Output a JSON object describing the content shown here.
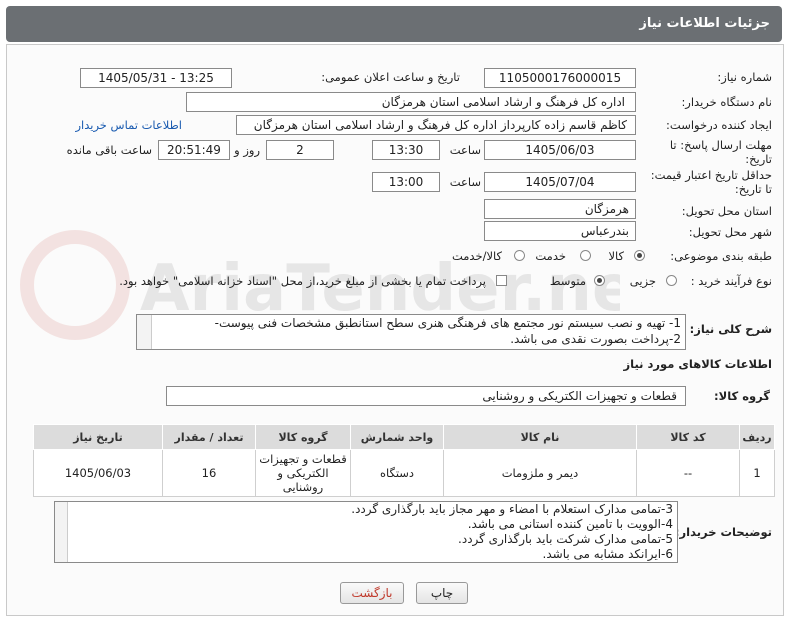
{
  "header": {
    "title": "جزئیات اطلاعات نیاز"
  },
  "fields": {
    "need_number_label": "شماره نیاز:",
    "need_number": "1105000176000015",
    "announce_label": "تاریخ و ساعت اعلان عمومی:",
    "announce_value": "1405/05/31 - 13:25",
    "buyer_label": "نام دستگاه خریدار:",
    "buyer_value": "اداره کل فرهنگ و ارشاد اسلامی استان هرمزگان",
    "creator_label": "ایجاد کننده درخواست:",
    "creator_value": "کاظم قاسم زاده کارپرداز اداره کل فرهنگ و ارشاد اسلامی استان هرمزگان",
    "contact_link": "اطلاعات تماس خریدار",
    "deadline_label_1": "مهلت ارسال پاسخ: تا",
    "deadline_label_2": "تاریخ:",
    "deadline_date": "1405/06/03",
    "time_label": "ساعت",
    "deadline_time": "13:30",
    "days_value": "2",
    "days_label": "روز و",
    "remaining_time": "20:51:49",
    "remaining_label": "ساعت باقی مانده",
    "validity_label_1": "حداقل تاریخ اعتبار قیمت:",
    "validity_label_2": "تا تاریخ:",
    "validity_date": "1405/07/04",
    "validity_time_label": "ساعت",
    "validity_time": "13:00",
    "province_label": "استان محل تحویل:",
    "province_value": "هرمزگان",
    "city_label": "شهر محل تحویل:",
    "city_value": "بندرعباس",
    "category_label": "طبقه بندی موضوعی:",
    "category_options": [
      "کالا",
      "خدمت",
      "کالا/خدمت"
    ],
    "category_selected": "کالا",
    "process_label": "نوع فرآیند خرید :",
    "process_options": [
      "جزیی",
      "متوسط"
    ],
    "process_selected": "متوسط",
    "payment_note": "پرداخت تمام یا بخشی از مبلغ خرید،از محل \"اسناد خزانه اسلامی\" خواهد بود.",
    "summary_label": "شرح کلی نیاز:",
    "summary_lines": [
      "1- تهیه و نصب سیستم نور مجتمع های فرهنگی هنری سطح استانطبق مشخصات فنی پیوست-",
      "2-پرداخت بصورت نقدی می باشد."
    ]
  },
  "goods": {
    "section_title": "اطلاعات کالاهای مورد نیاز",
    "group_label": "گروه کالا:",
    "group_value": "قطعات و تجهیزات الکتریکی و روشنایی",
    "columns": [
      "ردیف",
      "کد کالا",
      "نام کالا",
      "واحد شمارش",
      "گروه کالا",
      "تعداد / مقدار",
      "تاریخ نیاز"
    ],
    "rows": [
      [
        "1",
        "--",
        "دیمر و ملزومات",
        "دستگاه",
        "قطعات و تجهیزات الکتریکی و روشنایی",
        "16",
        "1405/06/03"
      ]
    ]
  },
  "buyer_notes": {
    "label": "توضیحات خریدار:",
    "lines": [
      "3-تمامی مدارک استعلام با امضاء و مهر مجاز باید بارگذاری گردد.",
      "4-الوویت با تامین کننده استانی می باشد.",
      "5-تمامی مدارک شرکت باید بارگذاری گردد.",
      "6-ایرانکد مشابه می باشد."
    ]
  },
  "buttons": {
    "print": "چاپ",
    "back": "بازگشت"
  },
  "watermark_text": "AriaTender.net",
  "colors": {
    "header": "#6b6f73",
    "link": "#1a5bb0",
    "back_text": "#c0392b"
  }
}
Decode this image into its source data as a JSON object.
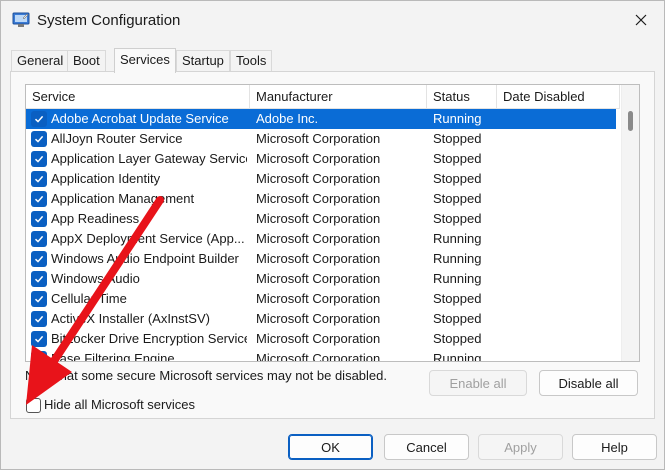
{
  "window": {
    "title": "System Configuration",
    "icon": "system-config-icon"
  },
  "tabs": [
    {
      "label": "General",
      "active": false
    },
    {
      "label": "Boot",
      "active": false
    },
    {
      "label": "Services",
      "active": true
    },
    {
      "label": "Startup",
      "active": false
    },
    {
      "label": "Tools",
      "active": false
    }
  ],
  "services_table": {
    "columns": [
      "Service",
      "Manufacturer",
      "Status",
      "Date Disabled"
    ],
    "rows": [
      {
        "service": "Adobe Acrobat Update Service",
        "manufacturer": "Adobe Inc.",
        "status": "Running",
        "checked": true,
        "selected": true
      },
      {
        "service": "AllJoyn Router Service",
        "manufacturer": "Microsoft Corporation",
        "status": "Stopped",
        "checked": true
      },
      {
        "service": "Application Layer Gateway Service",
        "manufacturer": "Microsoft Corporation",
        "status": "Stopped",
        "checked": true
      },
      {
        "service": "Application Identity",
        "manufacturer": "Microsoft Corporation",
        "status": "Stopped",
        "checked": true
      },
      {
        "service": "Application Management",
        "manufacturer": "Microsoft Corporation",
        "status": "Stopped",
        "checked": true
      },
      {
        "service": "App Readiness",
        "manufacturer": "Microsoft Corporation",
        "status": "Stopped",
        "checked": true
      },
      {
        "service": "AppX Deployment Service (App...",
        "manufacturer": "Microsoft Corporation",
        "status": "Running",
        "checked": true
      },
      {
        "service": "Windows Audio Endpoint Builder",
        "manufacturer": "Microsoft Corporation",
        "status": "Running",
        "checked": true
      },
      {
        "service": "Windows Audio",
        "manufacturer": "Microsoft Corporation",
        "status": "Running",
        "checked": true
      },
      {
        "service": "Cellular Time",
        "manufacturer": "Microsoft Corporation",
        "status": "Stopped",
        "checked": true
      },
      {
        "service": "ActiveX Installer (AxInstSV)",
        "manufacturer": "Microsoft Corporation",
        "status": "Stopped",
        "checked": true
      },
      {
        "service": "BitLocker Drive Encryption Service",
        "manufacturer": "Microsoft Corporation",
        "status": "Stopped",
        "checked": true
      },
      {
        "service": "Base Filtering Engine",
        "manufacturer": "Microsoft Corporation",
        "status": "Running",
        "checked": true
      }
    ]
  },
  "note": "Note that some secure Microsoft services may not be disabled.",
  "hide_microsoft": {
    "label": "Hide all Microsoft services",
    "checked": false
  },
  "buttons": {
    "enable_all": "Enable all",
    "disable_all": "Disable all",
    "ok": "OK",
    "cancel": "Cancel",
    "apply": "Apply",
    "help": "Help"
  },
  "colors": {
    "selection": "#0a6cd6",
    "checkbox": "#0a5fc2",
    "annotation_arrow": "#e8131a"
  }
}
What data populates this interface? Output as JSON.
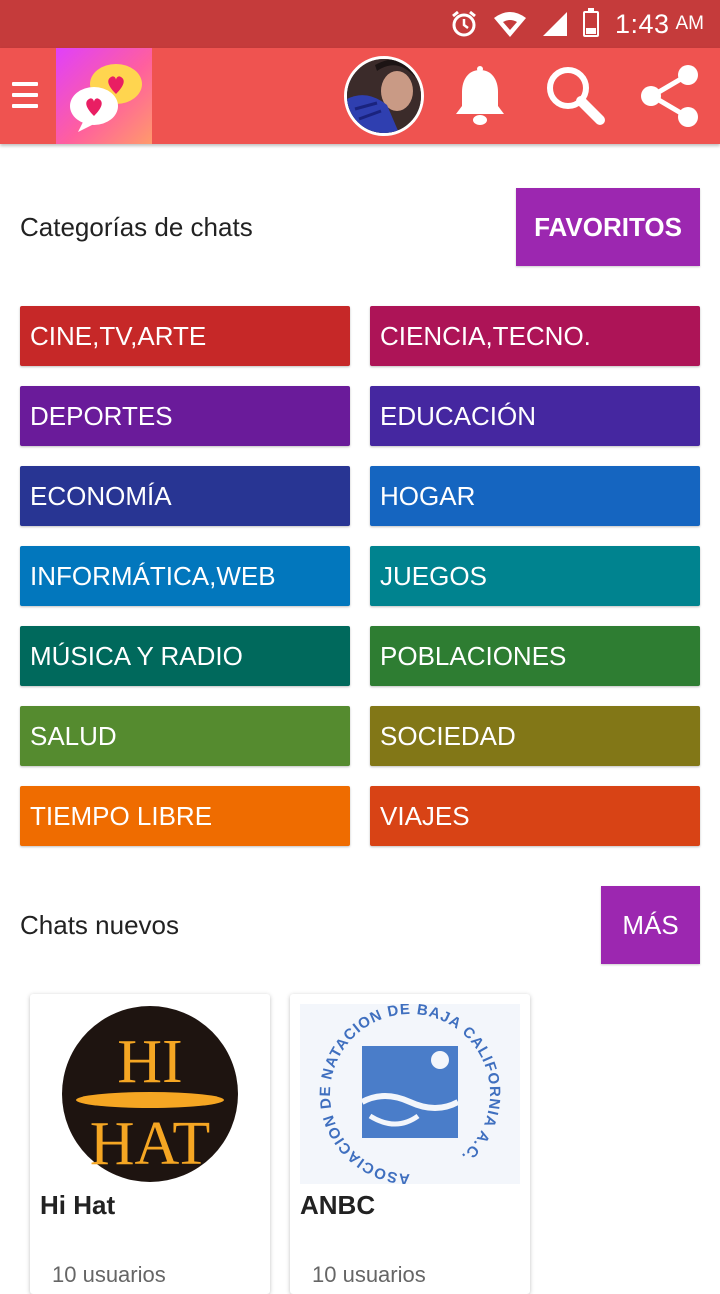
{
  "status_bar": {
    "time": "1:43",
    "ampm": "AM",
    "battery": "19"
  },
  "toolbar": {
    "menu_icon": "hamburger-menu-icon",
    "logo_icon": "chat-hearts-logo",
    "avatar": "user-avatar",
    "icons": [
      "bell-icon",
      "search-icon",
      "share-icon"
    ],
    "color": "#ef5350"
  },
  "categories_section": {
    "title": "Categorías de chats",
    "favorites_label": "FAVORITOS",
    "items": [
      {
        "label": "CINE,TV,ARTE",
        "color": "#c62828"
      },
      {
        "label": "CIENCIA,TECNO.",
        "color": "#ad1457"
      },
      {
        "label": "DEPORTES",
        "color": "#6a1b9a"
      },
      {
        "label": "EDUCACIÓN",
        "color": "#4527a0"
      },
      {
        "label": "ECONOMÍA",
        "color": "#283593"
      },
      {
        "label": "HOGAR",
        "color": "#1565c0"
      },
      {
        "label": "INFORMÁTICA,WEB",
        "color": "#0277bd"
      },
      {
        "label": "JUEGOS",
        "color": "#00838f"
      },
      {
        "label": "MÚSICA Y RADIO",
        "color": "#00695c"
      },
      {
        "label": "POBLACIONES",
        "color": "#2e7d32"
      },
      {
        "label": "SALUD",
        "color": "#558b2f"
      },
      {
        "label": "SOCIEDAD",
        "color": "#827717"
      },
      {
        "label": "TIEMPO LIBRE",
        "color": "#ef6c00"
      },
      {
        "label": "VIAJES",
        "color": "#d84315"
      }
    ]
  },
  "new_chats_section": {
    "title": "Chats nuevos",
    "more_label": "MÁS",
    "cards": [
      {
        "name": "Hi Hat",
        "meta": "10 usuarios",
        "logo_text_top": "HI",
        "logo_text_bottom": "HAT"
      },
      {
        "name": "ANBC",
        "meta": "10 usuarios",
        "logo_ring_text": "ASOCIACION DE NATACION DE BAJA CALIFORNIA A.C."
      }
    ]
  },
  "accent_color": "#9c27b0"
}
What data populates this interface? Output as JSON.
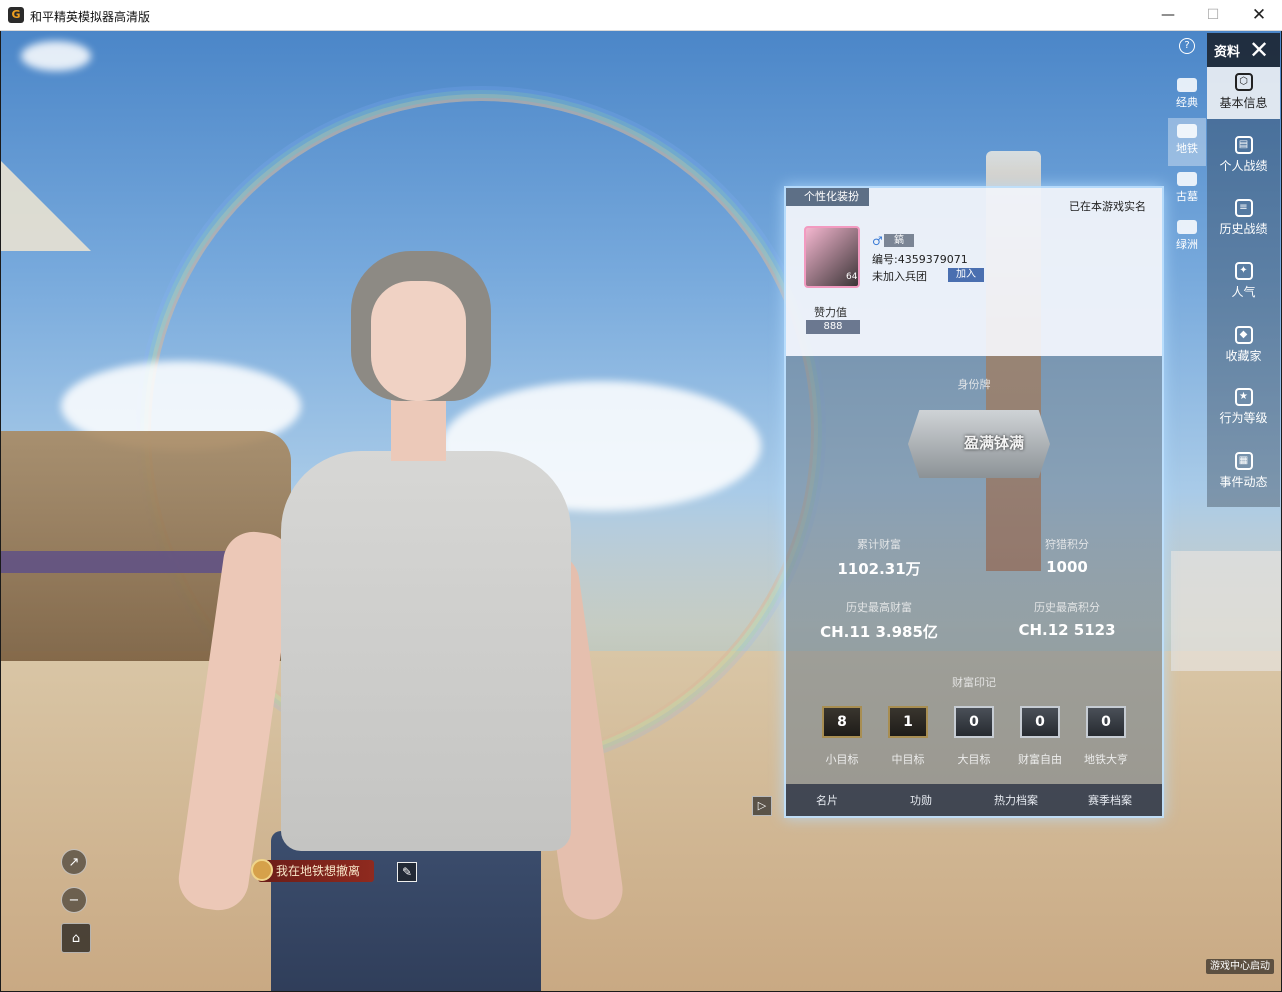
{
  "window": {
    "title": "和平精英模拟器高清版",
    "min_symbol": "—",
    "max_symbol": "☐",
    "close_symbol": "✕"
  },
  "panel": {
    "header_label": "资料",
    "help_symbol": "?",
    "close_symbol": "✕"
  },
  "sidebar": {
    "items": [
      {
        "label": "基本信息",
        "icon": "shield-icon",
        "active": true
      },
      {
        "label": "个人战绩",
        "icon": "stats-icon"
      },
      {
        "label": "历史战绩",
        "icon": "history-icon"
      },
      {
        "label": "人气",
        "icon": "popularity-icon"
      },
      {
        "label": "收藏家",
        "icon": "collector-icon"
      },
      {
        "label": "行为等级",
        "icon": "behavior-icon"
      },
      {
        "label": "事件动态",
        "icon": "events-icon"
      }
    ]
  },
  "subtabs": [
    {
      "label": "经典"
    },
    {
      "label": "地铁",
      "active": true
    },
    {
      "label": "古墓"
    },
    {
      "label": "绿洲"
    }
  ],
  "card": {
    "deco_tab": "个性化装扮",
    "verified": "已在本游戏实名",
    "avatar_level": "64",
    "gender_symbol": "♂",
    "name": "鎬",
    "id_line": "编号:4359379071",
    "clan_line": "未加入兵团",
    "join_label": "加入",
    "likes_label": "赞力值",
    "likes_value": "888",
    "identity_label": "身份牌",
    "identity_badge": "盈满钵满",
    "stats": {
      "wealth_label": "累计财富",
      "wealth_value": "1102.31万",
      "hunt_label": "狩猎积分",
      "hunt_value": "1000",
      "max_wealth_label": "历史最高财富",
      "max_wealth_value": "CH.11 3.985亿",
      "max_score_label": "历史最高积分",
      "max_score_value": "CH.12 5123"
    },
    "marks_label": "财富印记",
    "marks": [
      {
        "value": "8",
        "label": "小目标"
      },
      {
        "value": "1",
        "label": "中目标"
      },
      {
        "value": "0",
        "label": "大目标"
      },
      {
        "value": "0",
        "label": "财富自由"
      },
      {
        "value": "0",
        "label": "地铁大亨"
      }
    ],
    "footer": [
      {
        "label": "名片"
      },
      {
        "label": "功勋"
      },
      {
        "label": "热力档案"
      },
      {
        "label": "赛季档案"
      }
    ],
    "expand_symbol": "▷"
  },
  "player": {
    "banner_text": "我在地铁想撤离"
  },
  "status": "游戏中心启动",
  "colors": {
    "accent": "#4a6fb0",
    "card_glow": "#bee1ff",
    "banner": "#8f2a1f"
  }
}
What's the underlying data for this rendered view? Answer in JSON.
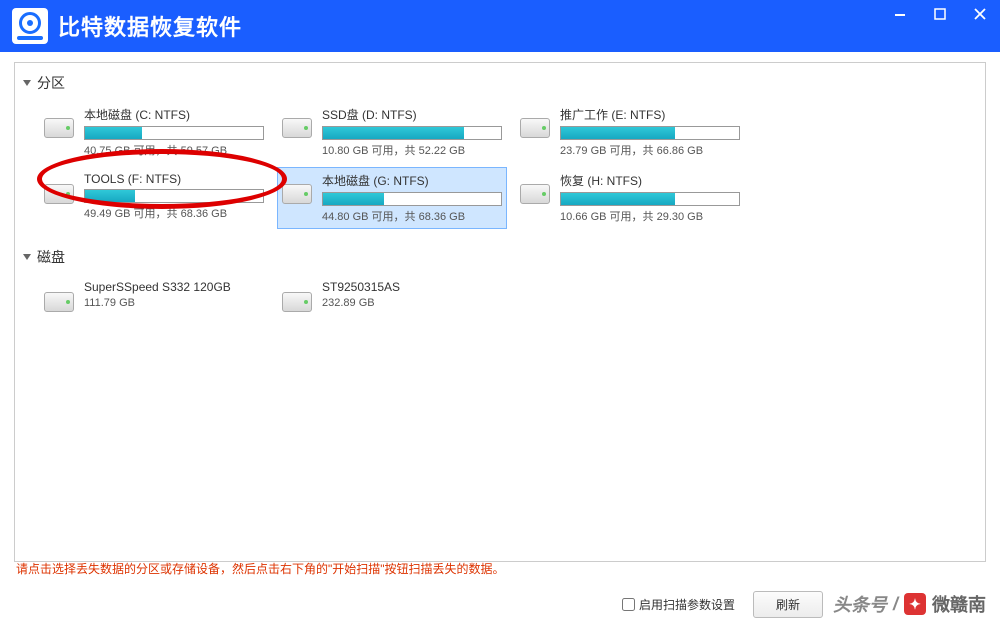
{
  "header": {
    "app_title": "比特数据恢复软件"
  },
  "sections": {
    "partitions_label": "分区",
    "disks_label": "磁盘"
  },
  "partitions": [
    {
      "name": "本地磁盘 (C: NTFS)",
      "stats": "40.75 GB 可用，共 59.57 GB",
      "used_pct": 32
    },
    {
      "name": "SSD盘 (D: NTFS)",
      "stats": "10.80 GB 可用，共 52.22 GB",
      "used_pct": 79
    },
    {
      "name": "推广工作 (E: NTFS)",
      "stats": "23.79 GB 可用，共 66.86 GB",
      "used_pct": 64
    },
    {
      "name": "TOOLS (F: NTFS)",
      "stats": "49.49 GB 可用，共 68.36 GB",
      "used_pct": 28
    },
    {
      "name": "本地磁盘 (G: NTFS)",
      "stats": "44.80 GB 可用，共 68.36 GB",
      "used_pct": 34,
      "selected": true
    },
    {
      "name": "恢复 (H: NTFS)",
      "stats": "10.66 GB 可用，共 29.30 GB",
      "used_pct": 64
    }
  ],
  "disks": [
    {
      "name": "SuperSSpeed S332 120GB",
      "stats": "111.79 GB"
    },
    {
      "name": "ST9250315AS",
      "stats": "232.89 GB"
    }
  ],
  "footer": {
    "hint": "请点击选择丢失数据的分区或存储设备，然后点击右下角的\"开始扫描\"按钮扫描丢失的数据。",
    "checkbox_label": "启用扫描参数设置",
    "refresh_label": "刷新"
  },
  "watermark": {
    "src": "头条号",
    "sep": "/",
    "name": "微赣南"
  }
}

================

→ **What the exercise asks**:
Find the word "باید" in the entries above and gather every line that holds it.

→ **Exercise answer**:
      "3-تمامی مدارک استعلام با امضاء و مهر مجاز باید بارگذاری گردد.",
      "5-تمامی مدارک شرکت باید بارگذاری گردد.",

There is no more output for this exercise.